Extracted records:
==============================

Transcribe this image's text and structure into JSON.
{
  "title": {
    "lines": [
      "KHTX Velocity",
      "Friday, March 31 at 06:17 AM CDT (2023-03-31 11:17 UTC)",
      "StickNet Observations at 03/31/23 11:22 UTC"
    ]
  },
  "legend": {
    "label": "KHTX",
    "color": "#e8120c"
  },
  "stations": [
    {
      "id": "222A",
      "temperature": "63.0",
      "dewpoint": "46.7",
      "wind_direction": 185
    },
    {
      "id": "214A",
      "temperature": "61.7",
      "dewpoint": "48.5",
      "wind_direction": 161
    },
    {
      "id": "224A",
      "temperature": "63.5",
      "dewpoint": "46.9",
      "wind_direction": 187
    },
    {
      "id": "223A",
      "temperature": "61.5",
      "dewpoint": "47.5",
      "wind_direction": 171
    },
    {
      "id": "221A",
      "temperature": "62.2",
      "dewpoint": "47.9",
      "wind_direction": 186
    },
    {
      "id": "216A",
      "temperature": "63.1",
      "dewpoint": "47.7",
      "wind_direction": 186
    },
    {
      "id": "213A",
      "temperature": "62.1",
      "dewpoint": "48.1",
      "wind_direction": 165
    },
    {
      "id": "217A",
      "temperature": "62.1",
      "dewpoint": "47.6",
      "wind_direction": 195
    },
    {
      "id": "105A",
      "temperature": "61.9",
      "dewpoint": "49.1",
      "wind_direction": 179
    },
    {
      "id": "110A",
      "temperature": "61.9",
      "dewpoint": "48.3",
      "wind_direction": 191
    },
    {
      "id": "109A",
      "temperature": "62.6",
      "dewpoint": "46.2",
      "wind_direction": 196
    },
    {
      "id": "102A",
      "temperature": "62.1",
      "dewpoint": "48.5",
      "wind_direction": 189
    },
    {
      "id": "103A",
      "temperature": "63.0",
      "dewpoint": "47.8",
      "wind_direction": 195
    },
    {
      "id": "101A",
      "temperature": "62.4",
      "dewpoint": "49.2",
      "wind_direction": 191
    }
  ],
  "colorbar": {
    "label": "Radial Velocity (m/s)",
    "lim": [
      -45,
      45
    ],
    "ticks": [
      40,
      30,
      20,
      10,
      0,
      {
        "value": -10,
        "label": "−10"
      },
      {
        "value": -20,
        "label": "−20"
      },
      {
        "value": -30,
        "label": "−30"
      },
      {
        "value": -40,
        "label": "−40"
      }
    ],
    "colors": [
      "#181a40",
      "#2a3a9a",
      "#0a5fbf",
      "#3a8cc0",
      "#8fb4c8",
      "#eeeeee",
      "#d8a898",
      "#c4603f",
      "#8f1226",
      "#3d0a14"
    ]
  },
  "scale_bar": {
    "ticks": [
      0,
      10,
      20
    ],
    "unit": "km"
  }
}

==============================

Exercise prompt: Print the records above exactly as they appear.

Written solution:
Transcribe this image's text and structure into JSON.
{
  "title": {
    "lines": [
      "KHTX Velocity",
      "Friday, March 31 at 06:17 AM CDT (2023-03-31 11:17 UTC)",
      "StickNet Observations at 03/31/23 11:22 UTC"
    ]
  },
  "legend": {
    "label": "KHTX",
    "color": "#e8120c"
  },
  "stations": [
    {
      "id": "222A",
      "temperature": "63.0",
      "dewpoint": "46.7",
      "wind_direction": 185
    },
    {
      "id": "214A",
      "temperature": "61.7",
      "dewpoint": "48.5",
      "wind_direction": 161
    },
    {
      "id": "224A",
      "temperature": "63.5",
      "dewpoint": "46.9",
      "wind_direction": 187
    },
    {
      "id": "223A",
      "temperature": "61.5",
      "dewpoint": "47.5",
      "wind_direction": 171
    },
    {
      "id": "221A",
      "temperature": "62.2",
      "dewpoint": "47.9",
      "wind_direction": 186
    },
    {
      "id": "216A",
      "temperature": "63.1",
      "dewpoint": "47.7",
      "wind_direction": 186
    },
    {
      "id": "213A",
      "temperature": "62.1",
      "dewpoint": "48.1",
      "wind_direction": 165
    },
    {
      "id": "217A",
      "temperature": "62.1",
      "dewpoint": "47.6",
      "wind_direction": 195
    },
    {
      "id": "105A",
      "temperature": "61.9",
      "dewpoint": "49.1",
      "wind_direction": 179
    },
    {
      "id": "110A",
      "temperature": "61.9",
      "dewpoint": "48.3",
      "wind_direction": 191
    },
    {
      "id": "109A",
      "temperature": "62.6",
      "dewpoint": "46.2",
      "wind_direction": 196
    },
    {
      "id": "102A",
      "temperature": "62.1",
      "dewpoint": "48.5",
      "wind_direction": 189
    },
    {
      "id": "103A",
      "temperature": "63.0",
      "dewpoint": "47.8",
      "wind_direction": 195
    },
    {
      "id": "101A",
      "temperature": "62.4",
      "dewpoint": "49.2",
      "wind_direction": 191
    }
  ],
  "colorbar": {
    "label": "Radial Velocity (m/s)",
    "lim": [
      -45,
      45
    ],
    "ticks": [
      40,
      30,
      20,
      10,
      0,
      {
        "value": -10,
        "label": "−10"
      },
      {
        "value": -20,
        "label": "−20"
      },
      {
        "value": -30,
        "label": "−30"
      },
      {
        "value": -40,
        "label": "−40"
      }
    ],
    "colors": [
      "#181a40",
      "#2a3a9a",
      "#0a5fbf",
      "#3a8cc0",
      "#8fb4c8",
      "#eeeeee",
      "#d8a898",
      "#c4603f",
      "#8f1226",
      "#3d0a14"
    ]
  },
  "scale_bar": {
    "ticks": [
      0,
      10,
      20
    ],
    "unit": "km"
  }
}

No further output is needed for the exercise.